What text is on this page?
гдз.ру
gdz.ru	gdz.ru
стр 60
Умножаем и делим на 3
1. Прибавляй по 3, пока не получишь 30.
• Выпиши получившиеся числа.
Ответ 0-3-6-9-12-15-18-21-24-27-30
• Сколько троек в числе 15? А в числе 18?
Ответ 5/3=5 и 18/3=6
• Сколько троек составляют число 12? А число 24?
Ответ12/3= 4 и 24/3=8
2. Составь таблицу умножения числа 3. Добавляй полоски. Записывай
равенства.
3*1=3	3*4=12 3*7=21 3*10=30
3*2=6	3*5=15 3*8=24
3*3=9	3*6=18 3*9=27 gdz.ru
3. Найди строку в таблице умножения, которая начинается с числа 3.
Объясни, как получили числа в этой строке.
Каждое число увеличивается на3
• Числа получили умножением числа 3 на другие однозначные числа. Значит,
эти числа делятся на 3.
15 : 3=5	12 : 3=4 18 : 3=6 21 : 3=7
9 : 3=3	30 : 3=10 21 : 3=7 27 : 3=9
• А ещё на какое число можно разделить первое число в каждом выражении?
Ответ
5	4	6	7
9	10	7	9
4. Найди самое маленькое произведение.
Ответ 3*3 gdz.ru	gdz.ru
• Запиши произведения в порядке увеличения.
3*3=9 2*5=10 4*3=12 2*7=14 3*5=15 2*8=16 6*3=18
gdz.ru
=-=-=-=-=
The lines above should be duplicated exactly.

What text is on this page?
гдз.ру
gdz.ru	gdz.ru
стр 60
Умножаем и делим на 3
1. Прибавляй по 3, пока не получишь 30.
• Выпиши получившиеся числа.
Ответ 0-3-6-9-12-15-18-21-24-27-30
• Сколько троек в числе 15? А в числе 18?
Ответ 5/3=5 и 18/3=6
• Сколько троек составляют число 12? А число 24?
Ответ12/3= 4 и 24/3=8
2. Составь таблицу умножения числа 3. Добавляй полоски. Записывай
равенства.
3*1=3	3*4=12 3*7=21 3*10=30
3*2=6	3*5=15 3*8=24
3*3=9	3*6=18 3*9=27 gdz.ru
3. Найди строку в таблице умножения, которая начинается с числа 3.
Объясни, как получили числа в этой строке.
Каждое число увеличивается на3
• Числа получили умножением числа 3 на другие однозначные числа. Значит,
эти числа делятся на 3.
15 : 3=5	12 : 3=4 18 : 3=6 21 : 3=7
9 : 3=3	30 : 3=10 21 : 3=7 27 : 3=9
• А ещё на какое число можно разделить первое число в каждом выражении?
Ответ
5	4	6	7
9	10	7	9
4. Найди самое маленькое произведение.
Ответ 3*3 gdz.ru	gdz.ru
• Запиши произведения в порядке увеличения.
3*3=9 2*5=10 4*3=12 2*7=14 3*5=15 2*8=16 6*3=18
gdz.ru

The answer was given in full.